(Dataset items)

----

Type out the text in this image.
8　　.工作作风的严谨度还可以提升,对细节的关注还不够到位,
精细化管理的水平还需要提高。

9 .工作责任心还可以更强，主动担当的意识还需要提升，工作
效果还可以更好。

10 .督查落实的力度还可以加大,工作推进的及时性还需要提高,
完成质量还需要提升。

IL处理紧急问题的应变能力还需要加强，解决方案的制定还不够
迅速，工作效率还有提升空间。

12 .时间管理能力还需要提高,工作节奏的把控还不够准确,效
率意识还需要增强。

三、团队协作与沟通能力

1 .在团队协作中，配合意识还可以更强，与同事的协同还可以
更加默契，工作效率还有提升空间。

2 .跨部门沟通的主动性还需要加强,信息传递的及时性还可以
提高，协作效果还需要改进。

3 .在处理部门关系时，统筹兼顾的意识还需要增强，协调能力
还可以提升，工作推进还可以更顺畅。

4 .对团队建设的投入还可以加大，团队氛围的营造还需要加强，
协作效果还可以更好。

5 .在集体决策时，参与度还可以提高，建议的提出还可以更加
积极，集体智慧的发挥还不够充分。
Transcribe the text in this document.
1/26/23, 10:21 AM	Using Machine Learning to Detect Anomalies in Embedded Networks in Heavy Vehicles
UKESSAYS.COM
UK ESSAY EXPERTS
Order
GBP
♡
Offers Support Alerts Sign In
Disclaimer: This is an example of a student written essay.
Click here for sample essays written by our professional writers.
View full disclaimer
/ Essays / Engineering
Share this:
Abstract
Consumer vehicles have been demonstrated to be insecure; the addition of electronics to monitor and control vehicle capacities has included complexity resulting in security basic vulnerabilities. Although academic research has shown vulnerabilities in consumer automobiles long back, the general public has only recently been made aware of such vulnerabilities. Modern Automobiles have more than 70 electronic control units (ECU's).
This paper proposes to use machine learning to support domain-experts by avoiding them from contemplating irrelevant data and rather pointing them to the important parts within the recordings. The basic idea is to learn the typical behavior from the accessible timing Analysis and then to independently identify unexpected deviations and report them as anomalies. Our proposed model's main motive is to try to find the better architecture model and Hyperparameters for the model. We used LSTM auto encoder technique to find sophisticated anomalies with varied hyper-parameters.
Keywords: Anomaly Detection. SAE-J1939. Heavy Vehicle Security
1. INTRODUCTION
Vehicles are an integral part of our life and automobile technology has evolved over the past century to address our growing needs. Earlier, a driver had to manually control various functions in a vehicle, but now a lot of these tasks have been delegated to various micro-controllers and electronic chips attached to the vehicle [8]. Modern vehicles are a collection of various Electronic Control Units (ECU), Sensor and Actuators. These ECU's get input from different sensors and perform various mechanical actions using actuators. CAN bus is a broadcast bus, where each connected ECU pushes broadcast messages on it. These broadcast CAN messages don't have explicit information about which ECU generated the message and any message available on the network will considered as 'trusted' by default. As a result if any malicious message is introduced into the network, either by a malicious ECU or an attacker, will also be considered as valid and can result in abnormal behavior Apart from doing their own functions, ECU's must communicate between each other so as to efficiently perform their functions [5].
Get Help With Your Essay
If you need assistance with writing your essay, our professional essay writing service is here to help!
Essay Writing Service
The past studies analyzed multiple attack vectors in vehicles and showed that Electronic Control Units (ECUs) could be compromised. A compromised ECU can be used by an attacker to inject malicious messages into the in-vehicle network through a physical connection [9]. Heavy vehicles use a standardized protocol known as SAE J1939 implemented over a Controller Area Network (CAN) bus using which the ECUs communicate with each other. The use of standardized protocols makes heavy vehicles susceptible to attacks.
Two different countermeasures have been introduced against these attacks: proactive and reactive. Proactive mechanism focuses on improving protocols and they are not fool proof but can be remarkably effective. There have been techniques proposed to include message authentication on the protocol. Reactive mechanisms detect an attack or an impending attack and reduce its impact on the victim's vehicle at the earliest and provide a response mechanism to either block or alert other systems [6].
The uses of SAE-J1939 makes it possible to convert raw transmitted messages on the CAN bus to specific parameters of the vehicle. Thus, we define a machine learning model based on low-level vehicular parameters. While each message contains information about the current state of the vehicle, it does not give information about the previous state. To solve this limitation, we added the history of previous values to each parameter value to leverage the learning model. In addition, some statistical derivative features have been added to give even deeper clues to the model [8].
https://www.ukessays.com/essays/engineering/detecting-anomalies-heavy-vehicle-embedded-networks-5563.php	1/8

----

Find each line with the string "professional" and copy it out.

Click here for sample essays written by our professional writers.
If you need assistance with writing your essay, our professional essay writing service is here to help!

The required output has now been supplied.